>> begin
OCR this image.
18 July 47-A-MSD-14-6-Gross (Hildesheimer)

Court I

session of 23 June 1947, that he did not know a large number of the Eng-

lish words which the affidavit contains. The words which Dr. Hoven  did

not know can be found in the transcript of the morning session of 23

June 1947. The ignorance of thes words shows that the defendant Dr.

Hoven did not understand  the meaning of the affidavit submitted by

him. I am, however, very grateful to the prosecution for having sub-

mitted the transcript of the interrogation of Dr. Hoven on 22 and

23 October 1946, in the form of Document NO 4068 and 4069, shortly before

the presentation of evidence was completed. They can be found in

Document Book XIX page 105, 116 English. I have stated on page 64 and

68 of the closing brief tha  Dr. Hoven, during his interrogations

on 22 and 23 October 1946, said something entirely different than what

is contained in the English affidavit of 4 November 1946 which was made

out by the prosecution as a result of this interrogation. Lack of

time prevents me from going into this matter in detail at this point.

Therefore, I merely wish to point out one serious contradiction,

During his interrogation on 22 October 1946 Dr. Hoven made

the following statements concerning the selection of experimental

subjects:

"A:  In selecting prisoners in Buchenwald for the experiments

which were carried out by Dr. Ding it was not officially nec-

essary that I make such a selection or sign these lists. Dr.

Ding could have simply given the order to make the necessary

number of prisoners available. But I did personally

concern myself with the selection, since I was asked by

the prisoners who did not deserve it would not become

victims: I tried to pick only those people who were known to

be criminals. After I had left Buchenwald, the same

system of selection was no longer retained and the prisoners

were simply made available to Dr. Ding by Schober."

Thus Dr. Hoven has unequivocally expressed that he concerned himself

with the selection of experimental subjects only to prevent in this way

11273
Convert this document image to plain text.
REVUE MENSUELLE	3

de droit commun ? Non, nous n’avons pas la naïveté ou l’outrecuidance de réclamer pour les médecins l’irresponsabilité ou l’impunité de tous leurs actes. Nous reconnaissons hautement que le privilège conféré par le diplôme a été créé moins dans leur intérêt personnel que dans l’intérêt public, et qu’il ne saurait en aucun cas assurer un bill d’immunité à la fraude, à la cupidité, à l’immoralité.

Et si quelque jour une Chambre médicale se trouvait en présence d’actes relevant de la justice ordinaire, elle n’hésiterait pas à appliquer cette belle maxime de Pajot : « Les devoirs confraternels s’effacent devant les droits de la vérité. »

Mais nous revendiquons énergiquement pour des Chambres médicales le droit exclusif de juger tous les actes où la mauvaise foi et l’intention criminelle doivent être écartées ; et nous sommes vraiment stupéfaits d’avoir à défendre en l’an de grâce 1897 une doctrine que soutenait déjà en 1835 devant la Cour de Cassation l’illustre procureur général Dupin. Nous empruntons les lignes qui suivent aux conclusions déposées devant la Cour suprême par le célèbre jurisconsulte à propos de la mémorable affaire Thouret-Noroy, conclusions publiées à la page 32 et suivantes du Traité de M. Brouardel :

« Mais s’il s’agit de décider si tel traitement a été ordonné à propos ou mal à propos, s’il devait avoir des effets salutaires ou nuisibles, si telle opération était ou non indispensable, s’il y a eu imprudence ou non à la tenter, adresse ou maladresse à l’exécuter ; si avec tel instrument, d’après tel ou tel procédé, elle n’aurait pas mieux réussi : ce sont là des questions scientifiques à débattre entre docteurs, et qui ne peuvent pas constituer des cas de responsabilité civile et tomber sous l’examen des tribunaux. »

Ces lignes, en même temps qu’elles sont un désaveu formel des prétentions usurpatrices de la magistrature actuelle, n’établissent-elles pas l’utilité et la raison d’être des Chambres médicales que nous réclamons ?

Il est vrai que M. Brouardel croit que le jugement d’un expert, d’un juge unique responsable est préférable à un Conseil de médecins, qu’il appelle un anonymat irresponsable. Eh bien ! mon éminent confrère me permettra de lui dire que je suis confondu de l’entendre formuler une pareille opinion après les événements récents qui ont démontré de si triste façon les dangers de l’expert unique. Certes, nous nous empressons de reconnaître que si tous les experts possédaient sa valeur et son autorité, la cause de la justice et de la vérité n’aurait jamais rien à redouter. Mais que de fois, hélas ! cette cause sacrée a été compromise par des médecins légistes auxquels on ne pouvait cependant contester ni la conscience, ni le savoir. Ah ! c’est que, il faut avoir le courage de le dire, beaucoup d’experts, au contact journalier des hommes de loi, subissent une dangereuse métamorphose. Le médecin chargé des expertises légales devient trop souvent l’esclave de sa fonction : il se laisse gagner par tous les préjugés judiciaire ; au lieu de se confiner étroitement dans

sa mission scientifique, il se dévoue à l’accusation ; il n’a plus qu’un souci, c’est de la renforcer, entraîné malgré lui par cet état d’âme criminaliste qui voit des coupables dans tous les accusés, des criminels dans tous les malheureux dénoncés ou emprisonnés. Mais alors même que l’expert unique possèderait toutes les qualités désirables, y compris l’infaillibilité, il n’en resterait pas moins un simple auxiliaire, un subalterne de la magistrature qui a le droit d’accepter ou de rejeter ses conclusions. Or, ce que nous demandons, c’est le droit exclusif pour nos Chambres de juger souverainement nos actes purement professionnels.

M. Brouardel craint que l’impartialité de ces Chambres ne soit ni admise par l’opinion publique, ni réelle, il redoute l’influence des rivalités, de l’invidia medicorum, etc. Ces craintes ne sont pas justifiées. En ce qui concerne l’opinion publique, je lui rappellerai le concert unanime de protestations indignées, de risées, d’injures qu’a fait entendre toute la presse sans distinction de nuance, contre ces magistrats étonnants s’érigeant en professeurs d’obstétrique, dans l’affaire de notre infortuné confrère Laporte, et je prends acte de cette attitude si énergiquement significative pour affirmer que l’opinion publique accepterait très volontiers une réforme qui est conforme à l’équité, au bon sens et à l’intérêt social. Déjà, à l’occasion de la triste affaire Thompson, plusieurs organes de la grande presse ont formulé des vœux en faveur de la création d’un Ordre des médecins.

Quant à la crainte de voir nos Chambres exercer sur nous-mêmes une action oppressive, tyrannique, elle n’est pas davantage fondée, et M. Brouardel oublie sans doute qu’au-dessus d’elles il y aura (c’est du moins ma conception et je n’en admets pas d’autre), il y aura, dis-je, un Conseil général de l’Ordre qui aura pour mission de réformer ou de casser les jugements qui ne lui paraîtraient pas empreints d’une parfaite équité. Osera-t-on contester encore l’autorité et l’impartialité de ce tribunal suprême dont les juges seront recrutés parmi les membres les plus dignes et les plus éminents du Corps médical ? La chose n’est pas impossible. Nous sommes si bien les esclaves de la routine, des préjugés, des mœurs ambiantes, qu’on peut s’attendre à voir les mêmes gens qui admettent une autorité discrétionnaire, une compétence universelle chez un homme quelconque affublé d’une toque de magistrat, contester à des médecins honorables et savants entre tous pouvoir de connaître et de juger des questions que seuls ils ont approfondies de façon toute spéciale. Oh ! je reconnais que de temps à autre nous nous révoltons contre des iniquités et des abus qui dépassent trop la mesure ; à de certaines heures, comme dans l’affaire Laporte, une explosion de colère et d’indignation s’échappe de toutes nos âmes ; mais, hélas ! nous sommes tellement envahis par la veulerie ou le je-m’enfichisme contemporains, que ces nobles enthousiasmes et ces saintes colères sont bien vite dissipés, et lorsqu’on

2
>> end
- INSTRUCTIONS TO FOLLOW:
Reproduce the listing in full. Keep it exactly as written.

- ANSWER TO THE EXERCISE:
OCR this image.
18 July 47-A-MSD-14-6-Gross (Hildesheimer)

Court I

session of 23 June 1947, that he did not know a large number of the Eng-

lish words which the affidavit contains. The words which Dr. Hoven  did

not know can be found in the transcript of the morning session of 23

June 1947. The ignorance of thes words shows that the defendant Dr.

Hoven did not understand  the meaning of the affidavit submitted by

him. I am, however, very grateful to the prosecution for having sub-

mitted the transcript of the interrogation of Dr. Hoven on 22 and

23 October 1946, in the form of Document NO 4068 and 4069, shortly before

the presentation of evidence was completed. They can be found in

Document Book XIX page 105, 116 English. I have stated on page 64 and

68 of the closing brief tha  Dr. Hoven, during his interrogations

on 22 and 23 October 1946, said something entirely different than what

is contained in the English affidavit of 4 November 1946 which was made

out by the prosecution as a result of this interrogation. Lack of

time prevents me from going into this matter in detail at this point.

Therefore, I merely wish to point out one serious contradiction,

During his interrogation on 22 October 1946 Dr. Hoven made

the following statements concerning the selection of experimental

subjects:

"A:  In selecting prisoners in Buchenwald for the experiments

which were carried out by Dr. Ding it was not officially nec-

essary that I make such a selection or sign these lists. Dr.

Ding could have simply given the order to make the necessary

number of prisoners available. But I did personally

concern myself with the selection, since I was asked by

the prisoners who did not deserve it would not become

victims: I tried to pick only those people who were known to

be criminals. After I had left Buchenwald, the same

system of selection was no longer retained and the prisoners

were simply made available to Dr. Ding by Schober."

Thus Dr. Hoven has unequivocally expressed that he concerned himself

with the selection of experimental subjects only to prevent in this way

11273
Convert this document image to plain text.
REVUE MENSUELLE	3

de droit commun ? Non, nous n’avons pas la naïveté ou l’outrecuidance de réclamer pour les médecins l’irresponsabilité ou l’impunité de tous leurs actes. Nous reconnaissons hautement que le privilège conféré par le diplôme a été créé moins dans leur intérêt personnel que dans l’intérêt public, et qu’il ne saurait en aucun cas assurer un bill d’immunité à la fraude, à la cupidité, à l’immoralité.

Et si quelque jour une Chambre médicale se trouvait en présence d’actes relevant de la justice ordinaire, elle n’hésiterait pas à appliquer cette belle maxime de Pajot : « Les devoirs confraternels s’effacent devant les droits de la vérité. »

Mais nous revendiquons énergiquement pour des Chambres médicales le droit exclusif de juger tous les actes où la mauvaise foi et l’intention criminelle doivent être écartées ; et nous sommes vraiment stupéfaits d’avoir à défendre en l’an de grâce 1897 une doctrine que soutenait déjà en 1835 devant la Cour de Cassation l’illustre procureur général Dupin. Nous empruntons les lignes qui suivent aux conclusions déposées devant la Cour suprême par le célèbre jurisconsulte à propos de la mémorable affaire Thouret-Noroy, conclusions publiées à la page 32 et suivantes du Traité de M. Brouardel :

« Mais s’il s’agit de décider si tel traitement a été ordonné à propos ou mal à propos, s’il devait avoir des effets salutaires ou nuisibles, si telle opération était ou non indispensable, s’il y a eu imprudence ou non à la tenter, adresse ou maladresse à l’exécuter ; si avec tel instrument, d’après tel ou tel procédé, elle n’aurait pas mieux réussi : ce sont là des questions scientifiques à débattre entre docteurs, et qui ne peuvent pas constituer des cas de responsabilité civile et tomber sous l’examen des tribunaux. »

Ces lignes, en même temps qu’elles sont un désaveu formel des prétentions usurpatrices de la magistrature actuelle, n’établissent-elles pas l’utilité et la raison d’être des Chambres médicales que nous réclamons ?

Il est vrai que M. Brouardel croit que le jugement d’un expert, d’un juge unique responsable est préférable à un Conseil de médecins, qu’il appelle un anonymat irresponsable. Eh bien ! mon éminent confrère me permettra de lui dire que je suis confondu de l’entendre formuler une pareille opinion après les événements récents qui ont démontré de si triste façon les dangers de l’expert unique. Certes, nous nous empressons de reconnaître que si tous les experts possédaient sa valeur et son autorité, la cause de la justice et de la vérité n’aurait jamais rien à redouter. Mais que de fois, hélas ! cette cause sacrée a été compromise par des médecins légistes auxquels on ne pouvait cependant contester ni la conscience, ni le savoir. Ah ! c’est que, il faut avoir le courage de le dire, beaucoup d’experts, au contact journalier des hommes de loi, subissent une dangereuse métamorphose. Le médecin chargé des expertises légales devient trop souvent l’esclave de sa fonction : il se laisse gagner par tous les préjugés judiciaire ; au lieu de se confiner étroitement dans

sa mission scientifique, il se dévoue à l’accusation ; il n’a plus qu’un souci, c’est de la renforcer, entraîné malgré lui par cet état d’âme criminaliste qui voit des coupables dans tous les accusés, des criminels dans tous les malheureux dénoncés ou emprisonnés. Mais alors même que l’expert unique possèderait toutes les qualités désirables, y compris l’infaillibilité, il n’en resterait pas moins un simple auxiliaire, un subalterne de la magistrature qui a le droit d’accepter ou de rejeter ses conclusions. Or, ce que nous demandons, c’est le droit exclusif pour nos Chambres de juger souverainement nos actes purement professionnels.

M. Brouardel craint que l’impartialité de ces Chambres ne soit ni admise par l’opinion publique, ni réelle, il redoute l’influence des rivalités, de l’invidia medicorum, etc. Ces craintes ne sont pas justifiées. En ce qui concerne l’opinion publique, je lui rappellerai le concert unanime de protestations indignées, de risées, d’injures qu’a fait entendre toute la presse sans distinction de nuance, contre ces magistrats étonnants s’érigeant en professeurs d’obstétrique, dans l’affaire de notre infortuné confrère Laporte, et je prends acte de cette attitude si énergiquement significative pour affirmer que l’opinion publique accepterait très volontiers une réforme qui est conforme à l’équité, au bon sens et à l’intérêt social. Déjà, à l’occasion de la triste affaire Thompson, plusieurs organes de la grande presse ont formulé des vœux en faveur de la création d’un Ordre des médecins.

Quant à la crainte de voir nos Chambres exercer sur nous-mêmes une action oppressive, tyrannique, elle n’est pas davantage fondée, et M. Brouardel oublie sans doute qu’au-dessus d’elles il y aura (c’est du moins ma conception et je n’en admets pas d’autre), il y aura, dis-je, un Conseil général de l’Ordre qui aura pour mission de réformer ou de casser les jugements qui ne lui paraîtraient pas empreints d’une parfaite équité. Osera-t-on contester encore l’autorité et l’impartialité de ce tribunal suprême dont les juges seront recrutés parmi les membres les plus dignes et les plus éminents du Corps médical ? La chose n’est pas impossible. Nous sommes si bien les esclaves de la routine, des préjugés, des mœurs ambiantes, qu’on peut s’attendre à voir les mêmes gens qui admettent une autorité discrétionnaire, une compétence universelle chez un homme quelconque affublé d’une toque de magistrat, contester à des médecins honorables et savants entre tous pouvoir de connaître et de juger des questions que seuls ils ont approfondies de façon toute spéciale. Oh ! je reconnais que de temps à autre nous nous révoltons contre des iniquités et des abus qui dépassent trop la mesure ; à de certaines heures, comme dans l’affaire Laporte, une explosion de colère et d’indignation s’échappe de toutes nos âmes ; mais, hélas ! nous sommes tellement envahis par la veulerie ou le je-m’enfichisme contemporains, que ces nobles enthousiasmes et ces saintes colères sont bien vite dissipés, et lorsqu’on

2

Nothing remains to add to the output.